- _What you are asked to do_: Can you retype every record below exactly as written?

** Begin **

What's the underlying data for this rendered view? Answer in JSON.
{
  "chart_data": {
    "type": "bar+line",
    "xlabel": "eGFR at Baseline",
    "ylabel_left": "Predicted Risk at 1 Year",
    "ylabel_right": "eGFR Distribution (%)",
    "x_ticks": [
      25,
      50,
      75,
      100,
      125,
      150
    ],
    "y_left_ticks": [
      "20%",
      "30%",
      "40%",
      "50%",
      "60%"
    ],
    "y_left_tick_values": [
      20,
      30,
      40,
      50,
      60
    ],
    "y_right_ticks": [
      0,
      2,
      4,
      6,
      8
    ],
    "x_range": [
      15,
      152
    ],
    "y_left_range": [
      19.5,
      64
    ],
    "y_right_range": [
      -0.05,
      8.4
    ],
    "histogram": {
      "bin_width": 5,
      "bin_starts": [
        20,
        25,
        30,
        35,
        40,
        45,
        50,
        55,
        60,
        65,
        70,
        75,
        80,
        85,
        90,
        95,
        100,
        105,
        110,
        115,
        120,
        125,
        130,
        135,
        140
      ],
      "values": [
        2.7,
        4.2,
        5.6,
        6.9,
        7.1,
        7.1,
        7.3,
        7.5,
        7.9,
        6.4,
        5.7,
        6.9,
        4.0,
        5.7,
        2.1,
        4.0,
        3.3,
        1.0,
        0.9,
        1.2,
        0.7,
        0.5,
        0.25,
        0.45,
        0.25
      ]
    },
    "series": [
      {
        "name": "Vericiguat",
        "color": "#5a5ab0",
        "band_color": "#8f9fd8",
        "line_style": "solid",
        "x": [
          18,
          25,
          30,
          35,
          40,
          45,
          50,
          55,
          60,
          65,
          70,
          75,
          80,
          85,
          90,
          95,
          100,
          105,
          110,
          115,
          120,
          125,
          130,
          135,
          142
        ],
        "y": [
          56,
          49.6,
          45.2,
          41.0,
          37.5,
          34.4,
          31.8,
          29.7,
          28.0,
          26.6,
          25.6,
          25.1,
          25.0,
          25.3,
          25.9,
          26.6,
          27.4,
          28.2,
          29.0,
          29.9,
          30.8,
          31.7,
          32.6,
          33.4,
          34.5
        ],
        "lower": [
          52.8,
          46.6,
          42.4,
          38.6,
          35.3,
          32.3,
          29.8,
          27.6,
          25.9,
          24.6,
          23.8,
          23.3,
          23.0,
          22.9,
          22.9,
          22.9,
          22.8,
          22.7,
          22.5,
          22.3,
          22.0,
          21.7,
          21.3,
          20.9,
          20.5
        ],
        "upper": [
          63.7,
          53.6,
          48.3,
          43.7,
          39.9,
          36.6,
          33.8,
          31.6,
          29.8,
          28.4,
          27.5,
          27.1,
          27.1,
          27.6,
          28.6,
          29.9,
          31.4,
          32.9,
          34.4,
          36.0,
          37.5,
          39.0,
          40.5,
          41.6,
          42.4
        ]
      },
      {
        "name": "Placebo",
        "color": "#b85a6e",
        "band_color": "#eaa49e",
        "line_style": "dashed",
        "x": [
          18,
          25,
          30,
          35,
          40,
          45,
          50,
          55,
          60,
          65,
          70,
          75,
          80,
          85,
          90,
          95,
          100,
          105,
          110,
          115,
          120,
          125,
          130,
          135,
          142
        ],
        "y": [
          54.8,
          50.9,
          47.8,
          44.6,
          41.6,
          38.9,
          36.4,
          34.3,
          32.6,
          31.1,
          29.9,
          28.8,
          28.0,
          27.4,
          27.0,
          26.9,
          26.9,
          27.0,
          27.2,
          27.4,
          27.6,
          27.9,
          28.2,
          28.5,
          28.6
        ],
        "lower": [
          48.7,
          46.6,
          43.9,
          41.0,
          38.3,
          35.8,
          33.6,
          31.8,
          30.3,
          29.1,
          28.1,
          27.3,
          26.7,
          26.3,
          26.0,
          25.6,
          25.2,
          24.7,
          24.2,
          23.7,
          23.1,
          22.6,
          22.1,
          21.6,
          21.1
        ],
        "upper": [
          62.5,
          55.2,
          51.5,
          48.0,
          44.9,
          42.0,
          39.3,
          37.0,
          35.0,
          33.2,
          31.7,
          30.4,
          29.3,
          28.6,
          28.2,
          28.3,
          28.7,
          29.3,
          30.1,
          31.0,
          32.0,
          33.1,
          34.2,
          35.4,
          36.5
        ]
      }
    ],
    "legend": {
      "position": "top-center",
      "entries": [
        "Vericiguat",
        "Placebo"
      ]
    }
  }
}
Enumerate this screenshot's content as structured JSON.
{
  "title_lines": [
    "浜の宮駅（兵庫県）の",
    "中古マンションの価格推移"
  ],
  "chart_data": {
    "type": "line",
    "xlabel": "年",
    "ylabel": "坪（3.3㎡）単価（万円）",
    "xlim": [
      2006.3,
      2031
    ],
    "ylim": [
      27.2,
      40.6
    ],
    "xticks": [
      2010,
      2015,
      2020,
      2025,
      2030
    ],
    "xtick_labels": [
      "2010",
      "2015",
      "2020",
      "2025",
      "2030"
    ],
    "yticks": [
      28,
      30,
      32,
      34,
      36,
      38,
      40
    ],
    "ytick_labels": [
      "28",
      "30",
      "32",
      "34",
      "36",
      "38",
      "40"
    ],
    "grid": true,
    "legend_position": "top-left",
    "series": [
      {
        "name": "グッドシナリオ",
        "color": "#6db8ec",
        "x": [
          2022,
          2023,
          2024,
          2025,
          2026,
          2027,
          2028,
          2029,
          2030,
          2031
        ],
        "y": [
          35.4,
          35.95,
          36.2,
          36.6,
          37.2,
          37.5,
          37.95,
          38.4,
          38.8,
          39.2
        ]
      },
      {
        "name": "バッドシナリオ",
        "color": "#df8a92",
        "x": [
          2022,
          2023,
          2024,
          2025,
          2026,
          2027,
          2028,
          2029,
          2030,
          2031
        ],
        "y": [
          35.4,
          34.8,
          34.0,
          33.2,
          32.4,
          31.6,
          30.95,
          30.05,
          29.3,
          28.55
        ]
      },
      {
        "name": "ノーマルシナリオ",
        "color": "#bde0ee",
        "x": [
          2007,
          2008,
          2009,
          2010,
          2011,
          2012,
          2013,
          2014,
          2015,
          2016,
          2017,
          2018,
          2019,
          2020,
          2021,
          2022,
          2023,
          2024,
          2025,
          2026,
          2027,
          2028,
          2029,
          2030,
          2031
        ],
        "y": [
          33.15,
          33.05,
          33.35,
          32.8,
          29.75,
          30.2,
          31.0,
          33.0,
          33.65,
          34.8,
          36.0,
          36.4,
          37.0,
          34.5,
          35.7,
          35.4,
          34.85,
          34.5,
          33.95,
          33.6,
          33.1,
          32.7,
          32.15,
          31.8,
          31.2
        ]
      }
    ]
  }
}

** End **

- _Result for this exercise_:
What's the underlying data for this rendered view? Answer in JSON.
{
  "chart_data": {
    "type": "bar+line",
    "xlabel": "eGFR at Baseline",
    "ylabel_left": "Predicted Risk at 1 Year",
    "ylabel_right": "eGFR Distribution (%)",
    "x_ticks": [
      25,
      50,
      75,
      100,
      125,
      150
    ],
    "y_left_ticks": [
      "20%",
      "30%",
      "40%",
      "50%",
      "60%"
    ],
    "y_left_tick_values": [
      20,
      30,
      40,
      50,
      60
    ],
    "y_right_ticks": [
      0,
      2,
      4,
      6,
      8
    ],
    "x_range": [
      15,
      152
    ],
    "y_left_range": [
      19.5,
      64
    ],
    "y_right_range": [
      -0.05,
      8.4
    ],
    "histogram": {
      "bin_width": 5,
      "bin_starts": [
        20,
        25,
        30,
        35,
        40,
        45,
        50,
        55,
        60,
        65,
        70,
        75,
        80,
        85,
        90,
        95,
        100,
        105,
        110,
        115,
        120,
        125,
        130,
        135,
        140
      ],
      "values": [
        2.7,
        4.2,
        5.6,
        6.9,
        7.1,
        7.1,
        7.3,
        7.5,
        7.9,
        6.4,
        5.7,
        6.9,
        4.0,
        5.7,
        2.1,
        4.0,
        3.3,
        1.0,
        0.9,
        1.2,
        0.7,
        0.5,
        0.25,
        0.45,
        0.25
      ]
    },
    "series": [
      {
        "name": "Vericiguat",
        "color": "#5a5ab0",
        "band_color": "#8f9fd8",
        "line_style": "solid",
        "x": [
          18,
          25,
          30,
          35,
          40,
          45,
          50,
          55,
          60,
          65,
          70,
          75,
          80,
          85,
          90,
          95,
          100,
          105,
          110,
          115,
          120,
          125,
          130,
          135,
          142
        ],
        "y": [
          56,
          49.6,
          45.2,
          41.0,
          37.5,
          34.4,
          31.8,
          29.7,
          28.0,
          26.6,
          25.6,
          25.1,
          25.0,
          25.3,
          25.9,
          26.6,
          27.4,
          28.2,
          29.0,
          29.9,
          30.8,
          31.7,
          32.6,
          33.4,
          34.5
        ],
        "lower": [
          52.8,
          46.6,
          42.4,
          38.6,
          35.3,
          32.3,
          29.8,
          27.6,
          25.9,
          24.6,
          23.8,
          23.3,
          23.0,
          22.9,
          22.9,
          22.9,
          22.8,
          22.7,
          22.5,
          22.3,
          22.0,
          21.7,
          21.3,
          20.9,
          20.5
        ],
        "upper": [
          63.7,
          53.6,
          48.3,
          43.7,
          39.9,
          36.6,
          33.8,
          31.6,
          29.8,
          28.4,
          27.5,
          27.1,
          27.1,
          27.6,
          28.6,
          29.9,
          31.4,
          32.9,
          34.4,
          36.0,
          37.5,
          39.0,
          40.5,
          41.6,
          42.4
        ]
      },
      {
        "name": "Placebo",
        "color": "#b85a6e",
        "band_color": "#eaa49e",
        "line_style": "dashed",
        "x": [
          18,
          25,
          30,
          35,
          40,
          45,
          50,
          55,
          60,
          65,
          70,
          75,
          80,
          85,
          90,
          95,
          100,
          105,
          110,
          115,
          120,
          125,
          130,
          135,
          142
        ],
        "y": [
          54.8,
          50.9,
          47.8,
          44.6,
          41.6,
          38.9,
          36.4,
          34.3,
          32.6,
          31.1,
          29.9,
          28.8,
          28.0,
          27.4,
          27.0,
          26.9,
          26.9,
          27.0,
          27.2,
          27.4,
          27.6,
          27.9,
          28.2,
          28.5,
          28.6
        ],
        "lower": [
          48.7,
          46.6,
          43.9,
          41.0,
          38.3,
          35.8,
          33.6,
          31.8,
          30.3,
          29.1,
          28.1,
          27.3,
          26.7,
          26.3,
          26.0,
          25.6,
          25.2,
          24.7,
          24.2,
          23.7,
          23.1,
          22.6,
          22.1,
          21.6,
          21.1
        ],
        "upper": [
          62.5,
          55.2,
          51.5,
          48.0,
          44.9,
          42.0,
          39.3,
          37.0,
          35.0,
          33.2,
          31.7,
          30.4,
          29.3,
          28.6,
          28.2,
          28.3,
          28.7,
          29.3,
          30.1,
          31.0,
          32.0,
          33.1,
          34.2,
          35.4,
          36.5
        ]
      }
    ],
    "legend": {
      "position": "top-center",
      "entries": [
        "Vericiguat",
        "Placebo"
      ]
    }
  }
}
Enumerate this screenshot's content as structured JSON.
{
  "title_lines": [
    "浜の宮駅（兵庫県）の",
    "中古マンションの価格推移"
  ],
  "chart_data": {
    "type": "line",
    "xlabel": "年",
    "ylabel": "坪（3.3㎡）単価（万円）",
    "xlim": [
      2006.3,
      2031
    ],
    "ylim": [
      27.2,
      40.6
    ],
    "xticks": [
      2010,
      2015,
      2020,
      2025,
      2030
    ],
    "xtick_labels": [
      "2010",
      "2015",
      "2020",
      "2025",
      "2030"
    ],
    "yticks": [
      28,
      30,
      32,
      34,
      36,
      38,
      40
    ],
    "ytick_labels": [
      "28",
      "30",
      "32",
      "34",
      "36",
      "38",
      "40"
    ],
    "grid": true,
    "legend_position": "top-left",
    "series": [
      {
        "name": "グッドシナリオ",
        "color": "#6db8ec",
        "x": [
          2022,
          2023,
          2024,
          2025,
          2026,
          2027,
          2028,
          2029,
          2030,
          2031
        ],
        "y": [
          35.4,
          35.95,
          36.2,
          36.6,
          37.2,
          37.5,
          37.95,
          38.4,
          38.8,
          39.2
        ]
      },
      {
        "name": "バッドシナリオ",
        "color": "#df8a92",
        "x": [
          2022,
          2023,
          2024,
          2025,
          2026,
          2027,
          2028,
          2029,
          2030,
          2031
        ],
        "y": [
          35.4,
          34.8,
          34.0,
          33.2,
          32.4,
          31.6,
          30.95,
          30.05,
          29.3,
          28.55
        ]
      },
      {
        "name": "ノーマルシナリオ",
        "color": "#bde0ee",
        "x": [
          2007,
          2008,
          2009,
          2010,
          2011,
          2012,
          2013,
          2014,
          2015,
          2016,
          2017,
          2018,
          2019,
          2020,
          2021,
          2022,
          2023,
          2024,
          2025,
          2026,
          2027,
          2028,
          2029,
          2030,
          2031
        ],
        "y": [
          33.15,
          33.05,
          33.35,
          32.8,
          29.75,
          30.2,
          31.0,
          33.0,
          33.65,
          34.8,
          36.0,
          36.4,
          37.0,
          34.5,
          35.7,
          35.4,
          34.85,
          34.5,
          33.95,
          33.6,
          33.1,
          32.7,
          32.15,
          31.8,
          31.2
        ]
      }
    ]
  }
}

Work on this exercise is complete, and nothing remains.